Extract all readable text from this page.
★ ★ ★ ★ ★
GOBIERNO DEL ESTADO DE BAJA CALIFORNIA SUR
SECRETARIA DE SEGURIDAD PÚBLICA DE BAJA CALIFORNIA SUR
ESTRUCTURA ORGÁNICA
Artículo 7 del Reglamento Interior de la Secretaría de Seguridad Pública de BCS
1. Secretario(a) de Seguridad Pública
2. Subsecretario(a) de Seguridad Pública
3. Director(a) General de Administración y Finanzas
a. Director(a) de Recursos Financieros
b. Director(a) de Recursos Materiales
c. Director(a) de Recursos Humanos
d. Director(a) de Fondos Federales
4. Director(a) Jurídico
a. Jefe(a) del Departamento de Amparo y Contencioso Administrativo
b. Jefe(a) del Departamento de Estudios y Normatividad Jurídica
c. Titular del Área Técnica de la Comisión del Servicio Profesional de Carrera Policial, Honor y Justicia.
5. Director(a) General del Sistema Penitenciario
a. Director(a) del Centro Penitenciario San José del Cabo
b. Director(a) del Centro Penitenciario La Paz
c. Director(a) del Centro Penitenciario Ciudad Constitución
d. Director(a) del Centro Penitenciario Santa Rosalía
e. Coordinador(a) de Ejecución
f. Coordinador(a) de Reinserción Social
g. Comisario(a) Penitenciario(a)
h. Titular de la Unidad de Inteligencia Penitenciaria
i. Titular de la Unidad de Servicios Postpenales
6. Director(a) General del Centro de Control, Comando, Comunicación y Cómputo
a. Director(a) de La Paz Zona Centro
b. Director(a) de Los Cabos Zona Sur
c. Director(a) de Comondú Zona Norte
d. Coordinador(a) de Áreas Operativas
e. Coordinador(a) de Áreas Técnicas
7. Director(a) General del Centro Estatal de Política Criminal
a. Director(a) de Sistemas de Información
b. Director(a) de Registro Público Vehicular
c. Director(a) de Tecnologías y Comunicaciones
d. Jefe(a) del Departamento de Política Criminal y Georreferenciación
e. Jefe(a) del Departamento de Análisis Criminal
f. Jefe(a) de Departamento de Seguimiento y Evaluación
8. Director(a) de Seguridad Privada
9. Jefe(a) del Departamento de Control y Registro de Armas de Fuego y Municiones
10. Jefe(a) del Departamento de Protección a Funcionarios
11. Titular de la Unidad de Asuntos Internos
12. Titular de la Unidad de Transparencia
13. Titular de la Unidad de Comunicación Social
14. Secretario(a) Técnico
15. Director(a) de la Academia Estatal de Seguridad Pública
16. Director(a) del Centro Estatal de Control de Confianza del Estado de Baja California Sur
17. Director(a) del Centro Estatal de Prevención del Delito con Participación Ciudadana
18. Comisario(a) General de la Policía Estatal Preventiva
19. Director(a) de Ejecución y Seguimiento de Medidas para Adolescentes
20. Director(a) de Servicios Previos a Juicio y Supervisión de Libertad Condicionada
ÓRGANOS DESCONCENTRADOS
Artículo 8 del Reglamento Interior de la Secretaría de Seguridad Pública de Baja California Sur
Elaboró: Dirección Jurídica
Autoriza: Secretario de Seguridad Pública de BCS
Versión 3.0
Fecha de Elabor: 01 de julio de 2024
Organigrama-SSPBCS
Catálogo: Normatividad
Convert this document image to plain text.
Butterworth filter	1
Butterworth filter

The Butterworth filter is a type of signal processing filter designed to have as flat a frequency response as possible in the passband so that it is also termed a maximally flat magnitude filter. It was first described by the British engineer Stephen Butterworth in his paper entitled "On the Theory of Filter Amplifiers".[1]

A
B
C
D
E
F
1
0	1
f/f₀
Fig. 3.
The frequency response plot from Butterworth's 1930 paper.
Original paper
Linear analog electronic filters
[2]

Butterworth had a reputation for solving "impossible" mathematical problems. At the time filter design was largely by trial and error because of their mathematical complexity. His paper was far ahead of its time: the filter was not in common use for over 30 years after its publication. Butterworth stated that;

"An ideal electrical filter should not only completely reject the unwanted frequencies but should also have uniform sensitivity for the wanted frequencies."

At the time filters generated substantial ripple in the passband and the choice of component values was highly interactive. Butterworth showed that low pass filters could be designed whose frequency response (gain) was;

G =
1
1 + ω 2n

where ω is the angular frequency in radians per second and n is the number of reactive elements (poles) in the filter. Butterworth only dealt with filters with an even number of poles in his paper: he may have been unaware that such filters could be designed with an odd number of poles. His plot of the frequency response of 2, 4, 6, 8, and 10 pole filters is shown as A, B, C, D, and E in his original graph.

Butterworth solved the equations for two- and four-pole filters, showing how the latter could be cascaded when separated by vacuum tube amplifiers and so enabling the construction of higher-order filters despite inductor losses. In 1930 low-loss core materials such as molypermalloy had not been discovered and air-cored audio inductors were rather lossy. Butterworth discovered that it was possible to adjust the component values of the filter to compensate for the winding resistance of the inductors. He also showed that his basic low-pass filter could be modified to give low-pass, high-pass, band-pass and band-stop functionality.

▶ [EXERCISE OBJECTIVE]: Show every line above in which the word "this" occurs.

▶ [ANSWER IN FULL]:
Extract all readable text from this page.
Convert this document image to plain text.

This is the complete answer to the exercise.